**TASK INSTRUCTIONS:**
Extract all records. Keep each one exact.
** Start of MATERIAL FOR THIS TASK **
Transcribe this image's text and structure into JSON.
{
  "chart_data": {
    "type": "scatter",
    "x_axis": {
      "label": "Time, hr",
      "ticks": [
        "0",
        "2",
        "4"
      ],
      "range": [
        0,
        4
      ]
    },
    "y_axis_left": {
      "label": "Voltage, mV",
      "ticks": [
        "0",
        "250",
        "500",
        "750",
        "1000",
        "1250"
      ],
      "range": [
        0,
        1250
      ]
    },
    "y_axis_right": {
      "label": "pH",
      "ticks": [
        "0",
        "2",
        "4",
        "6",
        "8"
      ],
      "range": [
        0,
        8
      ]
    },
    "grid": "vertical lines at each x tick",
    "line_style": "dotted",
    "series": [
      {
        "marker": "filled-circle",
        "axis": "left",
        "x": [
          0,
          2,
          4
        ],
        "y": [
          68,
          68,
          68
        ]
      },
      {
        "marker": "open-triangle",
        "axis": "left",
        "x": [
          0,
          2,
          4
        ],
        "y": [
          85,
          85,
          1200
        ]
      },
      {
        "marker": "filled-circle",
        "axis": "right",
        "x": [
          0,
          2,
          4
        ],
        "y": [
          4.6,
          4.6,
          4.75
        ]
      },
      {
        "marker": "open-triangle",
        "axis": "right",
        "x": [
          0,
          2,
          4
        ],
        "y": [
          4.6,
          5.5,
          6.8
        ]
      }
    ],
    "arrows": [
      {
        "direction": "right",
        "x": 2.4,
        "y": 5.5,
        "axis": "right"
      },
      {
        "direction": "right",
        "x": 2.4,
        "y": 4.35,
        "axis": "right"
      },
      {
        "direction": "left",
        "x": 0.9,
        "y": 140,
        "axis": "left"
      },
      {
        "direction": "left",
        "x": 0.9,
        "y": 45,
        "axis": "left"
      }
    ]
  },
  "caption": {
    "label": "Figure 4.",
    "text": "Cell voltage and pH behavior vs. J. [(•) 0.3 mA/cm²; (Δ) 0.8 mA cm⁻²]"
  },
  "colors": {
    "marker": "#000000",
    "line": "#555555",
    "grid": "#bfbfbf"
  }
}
** End of MATERIAL FOR THIS TASK **
**TASK RESULT:**
Transcribe this image's text and structure into JSON.
{
  "chart_data": {
    "type": "scatter",
    "x_axis": {
      "label": "Time, hr",
      "ticks": [
        "0",
        "2",
        "4"
      ],
      "range": [
        0,
        4
      ]
    },
    "y_axis_left": {
      "label": "Voltage, mV",
      "ticks": [
        "0",
        "250",
        "500",
        "750",
        "1000",
        "1250"
      ],
      "range": [
        0,
        1250
      ]
    },
    "y_axis_right": {
      "label": "pH",
      "ticks": [
        "0",
        "2",
        "4",
        "6",
        "8"
      ],
      "range": [
        0,
        8
      ]
    },
    "grid": "vertical lines at each x tick",
    "line_style": "dotted",
    "series": [
      {
        "marker": "filled-circle",
        "axis": "left",
        "x": [
          0,
          2,
          4
        ],
        "y": [
          68,
          68,
          68
        ]
      },
      {
        "marker": "open-triangle",
        "axis": "left",
        "x": [
          0,
          2,
          4
        ],
        "y": [
          85,
          85,
          1200
        ]
      },
      {
        "marker": "filled-circle",
        "axis": "right",
        "x": [
          0,
          2,
          4
        ],
        "y": [
          4.6,
          4.6,
          4.75
        ]
      },
      {
        "marker": "open-triangle",
        "axis": "right",
        "x": [
          0,
          2,
          4
        ],
        "y": [
          4.6,
          5.5,
          6.8
        ]
      }
    ],
    "arrows": [
      {
        "direction": "right",
        "x": 2.4,
        "y": 5.5,
        "axis": "right"
      },
      {
        "direction": "right",
        "x": 2.4,
        "y": 4.35,
        "axis": "right"
      },
      {
        "direction": "left",
        "x": 0.9,
        "y": 140,
        "axis": "left"
      },
      {
        "direction": "left",
        "x": 0.9,
        "y": 45,
        "axis": "left"
      }
    ]
  },
  "caption": {
    "label": "Figure 4.",
    "text": "Cell voltage and pH behavior vs. J. [(•) 0.3 mA/cm²; (Δ) 0.8 mA cm⁻²]"
  },
  "colors": {
    "marker": "#000000",
    "line": "#555555",
    "grid": "#bfbfbf"
  }
}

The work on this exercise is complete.